_GIVEN INSTRUCTION_.
Present the material from its first line through the line that contains "price-label-text: 1.19156 [1416,644,1456,656]" as a numbered list, skipping any blank lines.

_STORED ROWS_.
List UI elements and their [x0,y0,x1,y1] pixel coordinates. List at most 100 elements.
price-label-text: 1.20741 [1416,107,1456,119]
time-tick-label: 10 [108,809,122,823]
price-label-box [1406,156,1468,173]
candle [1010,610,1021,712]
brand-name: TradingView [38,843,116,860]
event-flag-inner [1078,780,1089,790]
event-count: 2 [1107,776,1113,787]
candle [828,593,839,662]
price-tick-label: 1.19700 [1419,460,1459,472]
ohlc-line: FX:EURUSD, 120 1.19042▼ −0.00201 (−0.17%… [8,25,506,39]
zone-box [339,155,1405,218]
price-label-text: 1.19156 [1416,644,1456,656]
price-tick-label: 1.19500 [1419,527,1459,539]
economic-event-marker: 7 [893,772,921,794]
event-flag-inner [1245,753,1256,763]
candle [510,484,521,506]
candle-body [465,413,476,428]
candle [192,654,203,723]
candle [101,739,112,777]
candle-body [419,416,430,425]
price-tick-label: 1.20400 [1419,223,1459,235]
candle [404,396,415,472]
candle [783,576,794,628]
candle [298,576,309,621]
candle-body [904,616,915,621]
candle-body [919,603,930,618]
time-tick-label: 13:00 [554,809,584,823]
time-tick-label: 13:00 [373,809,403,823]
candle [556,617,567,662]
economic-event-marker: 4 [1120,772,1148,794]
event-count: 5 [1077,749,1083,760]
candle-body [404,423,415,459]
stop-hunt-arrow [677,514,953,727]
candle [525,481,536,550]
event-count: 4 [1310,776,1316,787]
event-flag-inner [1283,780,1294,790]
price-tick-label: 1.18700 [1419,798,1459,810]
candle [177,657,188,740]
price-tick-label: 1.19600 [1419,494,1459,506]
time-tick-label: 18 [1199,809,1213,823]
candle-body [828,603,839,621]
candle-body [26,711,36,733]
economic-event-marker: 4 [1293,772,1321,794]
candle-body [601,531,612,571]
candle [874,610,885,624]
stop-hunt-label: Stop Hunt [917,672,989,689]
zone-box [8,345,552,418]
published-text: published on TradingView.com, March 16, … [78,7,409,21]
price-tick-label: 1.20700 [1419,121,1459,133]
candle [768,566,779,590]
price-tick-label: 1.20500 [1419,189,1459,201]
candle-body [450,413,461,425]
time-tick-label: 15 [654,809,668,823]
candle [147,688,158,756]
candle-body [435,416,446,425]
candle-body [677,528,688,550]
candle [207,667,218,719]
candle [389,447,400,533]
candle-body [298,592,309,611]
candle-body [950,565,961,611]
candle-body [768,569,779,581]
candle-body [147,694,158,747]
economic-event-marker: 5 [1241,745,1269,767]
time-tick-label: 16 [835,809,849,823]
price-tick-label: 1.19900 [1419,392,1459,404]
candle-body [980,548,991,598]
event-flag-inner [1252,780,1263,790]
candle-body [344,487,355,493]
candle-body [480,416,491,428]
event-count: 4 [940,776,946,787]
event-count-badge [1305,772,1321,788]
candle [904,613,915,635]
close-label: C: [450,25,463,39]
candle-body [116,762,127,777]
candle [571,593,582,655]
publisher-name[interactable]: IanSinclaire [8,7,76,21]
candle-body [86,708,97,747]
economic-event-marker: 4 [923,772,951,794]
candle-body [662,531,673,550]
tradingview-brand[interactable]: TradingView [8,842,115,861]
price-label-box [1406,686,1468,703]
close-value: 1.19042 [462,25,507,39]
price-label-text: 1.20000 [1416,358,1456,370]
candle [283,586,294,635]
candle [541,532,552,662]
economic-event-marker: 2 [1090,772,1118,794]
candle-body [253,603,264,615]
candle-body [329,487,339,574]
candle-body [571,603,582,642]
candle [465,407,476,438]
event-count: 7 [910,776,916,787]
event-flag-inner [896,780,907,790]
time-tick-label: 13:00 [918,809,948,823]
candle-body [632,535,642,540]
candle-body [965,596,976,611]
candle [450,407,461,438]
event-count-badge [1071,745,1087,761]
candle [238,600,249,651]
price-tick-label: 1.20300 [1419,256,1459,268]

_RESPONSE TO THIS EXERCISE_.
1. List UI elements and their [x0,y0,x1,y1] pixel coordinates. List at most 100 elements.
2. price-label-text: 1.20741 [1416,107,1456,119]
3. time-tick-label: 10 [108,809,122,823]
4. price-label-box [1406,156,1468,173]
5. candle [1010,610,1021,712]
6. brand-name: TradingView [38,843,116,860]
7. event-flag-inner [1078,780,1089,790]
8. event-count: 2 [1107,776,1113,787]
9. candle [828,593,839,662]
10. price-tick-label: 1.19700 [1419,460,1459,472]
11. ohlc-line: FX:EURUSD, 120 1.19042▼ −0.00201 (−0.17%… [8,25,506,39]
12. zone-box [339,155,1405,218]
13. price-label-text: 1.19156 [1416,644,1456,656]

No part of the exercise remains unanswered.